Given task: Return every line below in which "name" appears.
[Start]
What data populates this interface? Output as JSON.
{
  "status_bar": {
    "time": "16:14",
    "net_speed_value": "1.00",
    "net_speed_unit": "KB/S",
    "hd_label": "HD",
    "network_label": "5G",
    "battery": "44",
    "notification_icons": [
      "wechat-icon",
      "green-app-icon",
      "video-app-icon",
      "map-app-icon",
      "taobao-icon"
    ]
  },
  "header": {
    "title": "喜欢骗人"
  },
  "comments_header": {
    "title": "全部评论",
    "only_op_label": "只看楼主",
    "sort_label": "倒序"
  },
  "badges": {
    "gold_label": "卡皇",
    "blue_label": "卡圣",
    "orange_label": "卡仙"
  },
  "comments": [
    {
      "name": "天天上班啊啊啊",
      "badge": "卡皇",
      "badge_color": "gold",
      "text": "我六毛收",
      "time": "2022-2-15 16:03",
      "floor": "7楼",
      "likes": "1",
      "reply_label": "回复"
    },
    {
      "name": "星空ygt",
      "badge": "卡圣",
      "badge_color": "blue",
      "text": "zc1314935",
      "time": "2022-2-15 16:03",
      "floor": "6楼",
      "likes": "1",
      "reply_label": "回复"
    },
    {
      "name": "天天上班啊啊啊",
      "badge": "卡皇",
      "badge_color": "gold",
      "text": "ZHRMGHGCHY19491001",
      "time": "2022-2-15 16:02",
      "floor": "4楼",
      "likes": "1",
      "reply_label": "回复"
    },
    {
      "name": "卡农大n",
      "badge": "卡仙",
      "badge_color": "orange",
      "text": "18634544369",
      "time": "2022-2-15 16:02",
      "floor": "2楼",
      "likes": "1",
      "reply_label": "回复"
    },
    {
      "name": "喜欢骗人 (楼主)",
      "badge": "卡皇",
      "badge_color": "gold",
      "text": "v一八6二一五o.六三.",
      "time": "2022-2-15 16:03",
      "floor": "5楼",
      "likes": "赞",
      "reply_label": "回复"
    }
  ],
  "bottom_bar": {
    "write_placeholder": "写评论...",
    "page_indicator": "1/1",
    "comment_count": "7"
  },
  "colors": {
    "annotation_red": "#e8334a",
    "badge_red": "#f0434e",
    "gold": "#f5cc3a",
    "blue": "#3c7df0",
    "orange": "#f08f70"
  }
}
[End]
Written answer:
      "name": "天天上班啊啊啊",
      "name": "星空ygt",
      "name": "天天上班啊啊啊",
      "name": "卡农大n",
      "name": "喜欢骗人 (楼主)",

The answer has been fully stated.